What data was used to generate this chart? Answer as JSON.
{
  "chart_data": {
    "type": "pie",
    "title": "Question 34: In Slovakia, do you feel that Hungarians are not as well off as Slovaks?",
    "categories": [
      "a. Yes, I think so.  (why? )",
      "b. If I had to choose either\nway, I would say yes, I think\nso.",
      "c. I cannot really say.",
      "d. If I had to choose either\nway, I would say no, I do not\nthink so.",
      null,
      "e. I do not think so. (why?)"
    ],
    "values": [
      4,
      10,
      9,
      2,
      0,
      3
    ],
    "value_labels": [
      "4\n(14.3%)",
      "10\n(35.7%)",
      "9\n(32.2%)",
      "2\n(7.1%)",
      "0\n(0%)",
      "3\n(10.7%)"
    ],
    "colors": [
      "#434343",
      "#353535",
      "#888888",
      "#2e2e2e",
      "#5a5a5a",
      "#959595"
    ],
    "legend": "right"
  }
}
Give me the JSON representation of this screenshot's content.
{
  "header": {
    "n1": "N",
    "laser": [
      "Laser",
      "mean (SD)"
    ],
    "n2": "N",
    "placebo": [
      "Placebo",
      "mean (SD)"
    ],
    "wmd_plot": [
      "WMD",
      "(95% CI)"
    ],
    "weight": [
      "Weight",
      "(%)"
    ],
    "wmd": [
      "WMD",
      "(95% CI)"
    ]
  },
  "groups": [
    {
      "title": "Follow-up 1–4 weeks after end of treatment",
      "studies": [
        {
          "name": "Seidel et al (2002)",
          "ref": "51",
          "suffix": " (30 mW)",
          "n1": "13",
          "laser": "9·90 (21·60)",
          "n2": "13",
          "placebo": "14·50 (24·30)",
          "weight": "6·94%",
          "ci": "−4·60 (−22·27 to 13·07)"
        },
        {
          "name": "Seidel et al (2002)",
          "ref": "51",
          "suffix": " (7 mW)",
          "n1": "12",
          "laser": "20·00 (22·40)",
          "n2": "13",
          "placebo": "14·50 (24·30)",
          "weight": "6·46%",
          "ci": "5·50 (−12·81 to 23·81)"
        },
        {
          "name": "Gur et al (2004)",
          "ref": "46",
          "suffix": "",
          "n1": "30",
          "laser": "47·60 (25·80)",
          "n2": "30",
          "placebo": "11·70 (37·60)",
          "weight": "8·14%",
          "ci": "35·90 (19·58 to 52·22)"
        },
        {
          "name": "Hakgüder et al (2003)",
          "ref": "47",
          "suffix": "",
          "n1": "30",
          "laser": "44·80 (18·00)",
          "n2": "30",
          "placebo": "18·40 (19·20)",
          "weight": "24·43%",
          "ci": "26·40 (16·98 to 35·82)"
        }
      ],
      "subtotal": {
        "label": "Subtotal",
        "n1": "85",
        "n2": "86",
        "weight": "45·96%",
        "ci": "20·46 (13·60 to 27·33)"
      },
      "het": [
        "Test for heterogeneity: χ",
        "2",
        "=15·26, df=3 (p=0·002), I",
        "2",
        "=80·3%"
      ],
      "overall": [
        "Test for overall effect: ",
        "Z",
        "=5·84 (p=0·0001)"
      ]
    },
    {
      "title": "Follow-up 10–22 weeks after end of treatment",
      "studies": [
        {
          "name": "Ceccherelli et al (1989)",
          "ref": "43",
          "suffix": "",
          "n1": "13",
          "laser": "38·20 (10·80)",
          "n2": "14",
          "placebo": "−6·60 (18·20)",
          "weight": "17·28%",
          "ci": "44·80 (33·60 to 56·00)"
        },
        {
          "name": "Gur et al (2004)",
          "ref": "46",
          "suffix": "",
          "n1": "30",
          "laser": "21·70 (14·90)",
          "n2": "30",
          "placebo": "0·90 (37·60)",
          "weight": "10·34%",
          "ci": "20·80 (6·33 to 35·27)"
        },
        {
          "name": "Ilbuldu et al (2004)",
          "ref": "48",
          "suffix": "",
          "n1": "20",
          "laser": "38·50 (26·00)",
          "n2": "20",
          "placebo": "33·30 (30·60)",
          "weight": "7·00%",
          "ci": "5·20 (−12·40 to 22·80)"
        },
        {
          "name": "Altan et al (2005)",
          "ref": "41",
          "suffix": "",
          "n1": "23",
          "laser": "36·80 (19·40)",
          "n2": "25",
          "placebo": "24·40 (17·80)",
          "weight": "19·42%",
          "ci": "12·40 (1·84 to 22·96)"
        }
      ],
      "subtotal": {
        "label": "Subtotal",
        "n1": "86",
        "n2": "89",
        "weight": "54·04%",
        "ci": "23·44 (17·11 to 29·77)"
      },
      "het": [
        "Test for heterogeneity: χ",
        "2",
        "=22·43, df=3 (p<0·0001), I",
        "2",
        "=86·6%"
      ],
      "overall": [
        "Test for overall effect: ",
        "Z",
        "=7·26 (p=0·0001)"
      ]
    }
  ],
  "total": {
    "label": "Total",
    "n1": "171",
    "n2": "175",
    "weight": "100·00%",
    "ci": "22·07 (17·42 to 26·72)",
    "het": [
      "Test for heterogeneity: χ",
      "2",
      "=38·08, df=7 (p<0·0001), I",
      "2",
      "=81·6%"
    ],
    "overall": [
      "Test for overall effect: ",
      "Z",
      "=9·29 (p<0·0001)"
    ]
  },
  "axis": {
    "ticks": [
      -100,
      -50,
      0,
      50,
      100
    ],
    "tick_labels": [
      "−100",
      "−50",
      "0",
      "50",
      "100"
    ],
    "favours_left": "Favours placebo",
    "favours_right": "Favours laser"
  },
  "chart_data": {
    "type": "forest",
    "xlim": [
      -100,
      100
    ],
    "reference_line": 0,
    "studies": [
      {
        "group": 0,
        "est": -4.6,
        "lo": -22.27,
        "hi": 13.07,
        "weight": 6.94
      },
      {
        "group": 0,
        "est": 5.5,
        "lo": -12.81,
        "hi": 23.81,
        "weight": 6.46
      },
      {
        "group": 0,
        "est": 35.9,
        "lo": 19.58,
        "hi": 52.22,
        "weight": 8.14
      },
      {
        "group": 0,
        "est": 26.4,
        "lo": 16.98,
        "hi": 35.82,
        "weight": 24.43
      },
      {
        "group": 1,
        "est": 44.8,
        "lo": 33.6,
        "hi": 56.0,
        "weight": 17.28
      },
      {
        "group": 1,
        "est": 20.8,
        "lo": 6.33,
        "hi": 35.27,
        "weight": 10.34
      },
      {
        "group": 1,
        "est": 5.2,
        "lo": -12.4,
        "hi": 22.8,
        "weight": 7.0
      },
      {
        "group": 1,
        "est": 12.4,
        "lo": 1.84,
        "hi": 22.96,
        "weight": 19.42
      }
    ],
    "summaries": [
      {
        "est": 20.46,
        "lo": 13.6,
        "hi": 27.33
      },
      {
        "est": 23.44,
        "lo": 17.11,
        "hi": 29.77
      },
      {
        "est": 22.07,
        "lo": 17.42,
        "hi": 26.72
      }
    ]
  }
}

(What needs to be done)
Send back all of the entries exactly, with nothing missing.

(Solution below)
What data was used to generate this chart? Answer as JSON.
{
  "chart_data": {
    "type": "pie",
    "title": "Question 34: In Slovakia, do you feel that Hungarians are not as well off as Slovaks?",
    "categories": [
      "a. Yes, I think so.  (why? )",
      "b. If I had to choose either\nway, I would say yes, I think\nso.",
      "c. I cannot really say.",
      "d. If I had to choose either\nway, I would say no, I do not\nthink so.",
      null,
      "e. I do not think so. (why?)"
    ],
    "values": [
      4,
      10,
      9,
      2,
      0,
      3
    ],
    "value_labels": [
      "4\n(14.3%)",
      "10\n(35.7%)",
      "9\n(32.2%)",
      "2\n(7.1%)",
      "0\n(0%)",
      "3\n(10.7%)"
    ],
    "colors": [
      "#434343",
      "#353535",
      "#888888",
      "#2e2e2e",
      "#5a5a5a",
      "#959595"
    ],
    "legend": "right"
  }
}
Give me the JSON representation of this screenshot's content.
{
  "header": {
    "n1": "N",
    "laser": [
      "Laser",
      "mean (SD)"
    ],
    "n2": "N",
    "placebo": [
      "Placebo",
      "mean (SD)"
    ],
    "wmd_plot": [
      "WMD",
      "(95% CI)"
    ],
    "weight": [
      "Weight",
      "(%)"
    ],
    "wmd": [
      "WMD",
      "(95% CI)"
    ]
  },
  "groups": [
    {
      "title": "Follow-up 1–4 weeks after end of treatment",
      "studies": [
        {
          "name": "Seidel et al (2002)",
          "ref": "51",
          "suffix": " (30 mW)",
          "n1": "13",
          "laser": "9·90 (21·60)",
          "n2": "13",
          "placebo": "14·50 (24·30)",
          "weight": "6·94%",
          "ci": "−4·60 (−22·27 to 13·07)"
        },
        {
          "name": "Seidel et al (2002)",
          "ref": "51",
          "suffix": " (7 mW)",
          "n1": "12",
          "laser": "20·00 (22·40)",
          "n2": "13",
          "placebo": "14·50 (24·30)",
          "weight": "6·46%",
          "ci": "5·50 (−12·81 to 23·81)"
        },
        {
          "name": "Gur et al (2004)",
          "ref": "46",
          "suffix": "",
          "n1": "30",
          "laser": "47·60 (25·80)",
          "n2": "30",
          "placebo": "11·70 (37·60)",
          "weight": "8·14%",
          "ci": "35·90 (19·58 to 52·22)"
        },
        {
          "name": "Hakgüder et al (2003)",
          "ref": "47",
          "suffix": "",
          "n1": "30",
          "laser": "44·80 (18·00)",
          "n2": "30",
          "placebo": "18·40 (19·20)",
          "weight": "24·43%",
          "ci": "26·40 (16·98 to 35·82)"
        }
      ],
      "subtotal": {
        "label": "Subtotal",
        "n1": "85",
        "n2": "86",
        "weight": "45·96%",
        "ci": "20·46 (13·60 to 27·33)"
      },
      "het": [
        "Test for heterogeneity: χ",
        "2",
        "=15·26, df=3 (p=0·002), I",
        "2",
        "=80·3%"
      ],
      "overall": [
        "Test for overall effect: ",
        "Z",
        "=5·84 (p=0·0001)"
      ]
    },
    {
      "title": "Follow-up 10–22 weeks after end of treatment",
      "studies": [
        {
          "name": "Ceccherelli et al (1989)",
          "ref": "43",
          "suffix": "",
          "n1": "13",
          "laser": "38·20 (10·80)",
          "n2": "14",
          "placebo": "−6·60 (18·20)",
          "weight": "17·28%",
          "ci": "44·80 (33·60 to 56·00)"
        },
        {
          "name": "Gur et al (2004)",
          "ref": "46",
          "suffix": "",
          "n1": "30",
          "laser": "21·70 (14·90)",
          "n2": "30",
          "placebo": "0·90 (37·60)",
          "weight": "10·34%",
          "ci": "20·80 (6·33 to 35·27)"
        },
        {
          "name": "Ilbuldu et al (2004)",
          "ref": "48",
          "suffix": "",
          "n1": "20",
          "laser": "38·50 (26·00)",
          "n2": "20",
          "placebo": "33·30 (30·60)",
          "weight": "7·00%",
          "ci": "5·20 (−12·40 to 22·80)"
        },
        {
          "name": "Altan et al (2005)",
          "ref": "41",
          "suffix": "",
          "n1": "23",
          "laser": "36·80 (19·40)",
          "n2": "25",
          "placebo": "24·40 (17·80)",
          "weight": "19·42%",
          "ci": "12·40 (1·84 to 22·96)"
        }
      ],
      "subtotal": {
        "label": "Subtotal",
        "n1": "86",
        "n2": "89",
        "weight": "54·04%",
        "ci": "23·44 (17·11 to 29·77)"
      },
      "het": [
        "Test for heterogeneity: χ",
        "2",
        "=22·43, df=3 (p<0·0001), I",
        "2",
        "=86·6%"
      ],
      "overall": [
        "Test for overall effect: ",
        "Z",
        "=7·26 (p=0·0001)"
      ]
    }
  ],
  "total": {
    "label": "Total",
    "n1": "171",
    "n2": "175",
    "weight": "100·00%",
    "ci": "22·07 (17·42 to 26·72)",
    "het": [
      "Test for heterogeneity: χ",
      "2",
      "=38·08, df=7 (p<0·0001), I",
      "2",
      "=81·6%"
    ],
    "overall": [
      "Test for overall effect: ",
      "Z",
      "=9·29 (p<0·0001)"
    ]
  },
  "axis": {
    "ticks": [
      -100,
      -50,
      0,
      50,
      100
    ],
    "tick_labels": [
      "−100",
      "−50",
      "0",
      "50",
      "100"
    ],
    "favours_left": "Favours placebo",
    "favours_right": "Favours laser"
  },
  "chart_data": {
    "type": "forest",
    "xlim": [
      -100,
      100
    ],
    "reference_line": 0,
    "studies": [
      {
        "group": 0,
        "est": -4.6,
        "lo": -22.27,
        "hi": 13.07,
        "weight": 6.94
      },
      {
        "group": 0,
        "est": 5.5,
        "lo": -12.81,
        "hi": 23.81,
        "weight": 6.46
      },
      {
        "group": 0,
        "est": 35.9,
        "lo": 19.58,
        "hi": 52.22,
        "weight": 8.14
      },
      {
        "group": 0,
        "est": 26.4,
        "lo": 16.98,
        "hi": 35.82,
        "weight": 24.43
      },
      {
        "group": 1,
        "est": 44.8,
        "lo": 33.6,
        "hi": 56.0,
        "weight": 17.28
      },
      {
        "group": 1,
        "est": 20.8,
        "lo": 6.33,
        "hi": 35.27,
        "weight": 10.34
      },
      {
        "group": 1,
        "est": 5.2,
        "lo": -12.4,
        "hi": 22.8,
        "weight": 7.0
      },
      {
        "group": 1,
        "est": 12.4,
        "lo": 1.84,
        "hi": 22.96,
        "weight": 19.42
      }
    ],
    "summaries": [
      {
        "est": 20.46,
        "lo": 13.6,
        "hi": 27.33
      },
      {
        "est": 23.44,
        "lo": 17.11,
        "hi": 29.77
      },
      {
        "est": 22.07,
        "lo": 17.42,
        "hi": 26.72
      }
    ]
  }
}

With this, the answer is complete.